* **What to work on**: Copy every line of the material below word for word.

* **Stored rows**:

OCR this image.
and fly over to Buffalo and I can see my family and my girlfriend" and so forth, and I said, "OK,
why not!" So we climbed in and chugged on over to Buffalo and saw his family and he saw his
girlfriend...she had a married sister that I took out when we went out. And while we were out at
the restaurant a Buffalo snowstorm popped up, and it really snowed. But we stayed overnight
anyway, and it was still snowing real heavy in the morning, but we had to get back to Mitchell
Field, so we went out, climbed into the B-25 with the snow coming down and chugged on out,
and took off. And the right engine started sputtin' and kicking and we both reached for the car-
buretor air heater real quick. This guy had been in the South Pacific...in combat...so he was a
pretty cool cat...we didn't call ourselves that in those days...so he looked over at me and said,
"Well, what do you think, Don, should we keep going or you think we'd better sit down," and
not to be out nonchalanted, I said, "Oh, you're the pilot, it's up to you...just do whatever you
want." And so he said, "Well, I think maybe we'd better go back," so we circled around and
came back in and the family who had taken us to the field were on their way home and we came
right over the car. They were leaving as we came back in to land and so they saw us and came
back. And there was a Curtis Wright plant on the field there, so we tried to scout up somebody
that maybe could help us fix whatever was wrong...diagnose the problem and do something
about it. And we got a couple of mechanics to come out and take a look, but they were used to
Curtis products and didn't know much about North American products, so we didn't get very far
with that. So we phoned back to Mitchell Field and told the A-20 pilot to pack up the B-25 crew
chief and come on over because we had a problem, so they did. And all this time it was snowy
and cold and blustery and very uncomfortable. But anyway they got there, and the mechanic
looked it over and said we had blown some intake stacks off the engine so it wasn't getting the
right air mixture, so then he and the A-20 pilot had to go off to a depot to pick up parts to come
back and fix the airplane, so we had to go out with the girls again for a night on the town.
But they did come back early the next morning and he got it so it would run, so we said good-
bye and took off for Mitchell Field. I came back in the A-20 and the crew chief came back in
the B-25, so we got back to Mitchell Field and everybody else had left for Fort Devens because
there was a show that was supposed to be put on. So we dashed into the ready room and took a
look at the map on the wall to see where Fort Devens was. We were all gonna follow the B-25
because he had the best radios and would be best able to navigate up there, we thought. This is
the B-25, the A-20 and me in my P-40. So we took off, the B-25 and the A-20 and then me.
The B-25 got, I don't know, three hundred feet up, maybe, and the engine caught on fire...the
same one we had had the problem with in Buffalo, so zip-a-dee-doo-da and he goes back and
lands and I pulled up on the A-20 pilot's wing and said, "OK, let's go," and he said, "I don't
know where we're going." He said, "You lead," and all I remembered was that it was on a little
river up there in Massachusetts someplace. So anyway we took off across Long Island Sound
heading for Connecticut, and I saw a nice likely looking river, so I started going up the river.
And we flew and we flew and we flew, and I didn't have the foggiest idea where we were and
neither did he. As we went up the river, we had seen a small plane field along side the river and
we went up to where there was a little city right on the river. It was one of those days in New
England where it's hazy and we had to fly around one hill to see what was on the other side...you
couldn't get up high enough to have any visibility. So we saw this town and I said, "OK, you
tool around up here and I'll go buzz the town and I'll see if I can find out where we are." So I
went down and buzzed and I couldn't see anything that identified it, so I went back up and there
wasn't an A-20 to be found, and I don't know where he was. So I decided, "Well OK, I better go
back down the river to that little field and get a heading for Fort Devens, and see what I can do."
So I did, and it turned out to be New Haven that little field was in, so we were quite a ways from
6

* **Solution**:
OCR this image.
and fly over to Buffalo and I can see my family and my girlfriend" and so forth, and I said, "OK,
why not!" So we climbed in and chugged on over to Buffalo and saw his family and he saw his
girlfriend...she had a married sister that I took out when we went out. And while we were out at
the restaurant a Buffalo snowstorm popped up, and it really snowed. But we stayed overnight
anyway, and it was still snowing real heavy in the morning, but we had to get back to Mitchell
Field, so we went out, climbed into the B-25 with the snow coming down and chugged on out,
and took off. And the right engine started sputtin' and kicking and we both reached for the car-
buretor air heater real quick. This guy had been in the South Pacific...in combat...so he was a
pretty cool cat...we didn't call ourselves that in those days...so he looked over at me and said,
"Well, what do you think, Don, should we keep going or you think we'd better sit down," and
not to be out nonchalanted, I said, "Oh, you're the pilot, it's up to you...just do whatever you
want." And so he said, "Well, I think maybe we'd better go back," so we circled around and
came back in and the family who had taken us to the field were on their way home and we came
right over the car. They were leaving as we came back in to land and so they saw us and came
back. And there was a Curtis Wright plant on the field there, so we tried to scout up somebody
that maybe could help us fix whatever was wrong...diagnose the problem and do something
about it. And we got a couple of mechanics to come out and take a look, but they were used to
Curtis products and didn't know much about North American products, so we didn't get very far
with that. So we phoned back to Mitchell Field and told the A-20 pilot to pack up the B-25 crew
chief and come on over because we had a problem, so they did. And all this time it was snowy
and cold and blustery and very uncomfortable. But anyway they got there, and the mechanic
looked it over and said we had blown some intake stacks off the engine so it wasn't getting the
right air mixture, so then he and the A-20 pilot had to go off to a depot to pick up parts to come
back and fix the airplane, so we had to go out with the girls again for a night on the town.
But they did come back early the next morning and he got it so it would run, so we said good-
bye and took off for Mitchell Field. I came back in the A-20 and the crew chief came back in
the B-25, so we got back to Mitchell Field and everybody else had left for Fort Devens because
there was a show that was supposed to be put on. So we dashed into the ready room and took a
look at the map on the wall to see where Fort Devens was. We were all gonna follow the B-25
because he had the best radios and would be best able to navigate up there, we thought. This is
the B-25, the A-20 and me in my P-40. So we took off, the B-25 and the A-20 and then me.
The B-25 got, I don't know, three hundred feet up, maybe, and the engine caught on fire...the
same one we had had the problem with in Buffalo, so zip-a-dee-doo-da and he goes back and
lands and I pulled up on the A-20 pilot's wing and said, "OK, let's go," and he said, "I don't
know where we're going." He said, "You lead," and all I remembered was that it was on a little
river up there in Massachusetts someplace. So anyway we took off across Long Island Sound
heading for Connecticut, and I saw a nice likely looking river, so I started going up the river.
And we flew and we flew and we flew, and I didn't have the foggiest idea where we were and
neither did he. As we went up the river, we had seen a small plane field along side the river and
we went up to where there was a little city right on the river. It was one of those days in New
England where it's hazy and we had to fly around one hill to see what was on the other side...you
couldn't get up high enough to have any visibility. So we saw this town and I said, "OK, you
tool around up here and I'll go buzz the town and I'll see if I can find out where we are." So I
went down and buzzed and I couldn't see anything that identified it, so I went back up and there
wasn't an A-20 to be found, and I don't know where he was. So I decided, "Well OK, I better go
back down the river to that little field and get a heading for Fort Devens, and see what I can do."
So I did, and it turned out to be New Haven that little field was in, so we were quite a ways from
6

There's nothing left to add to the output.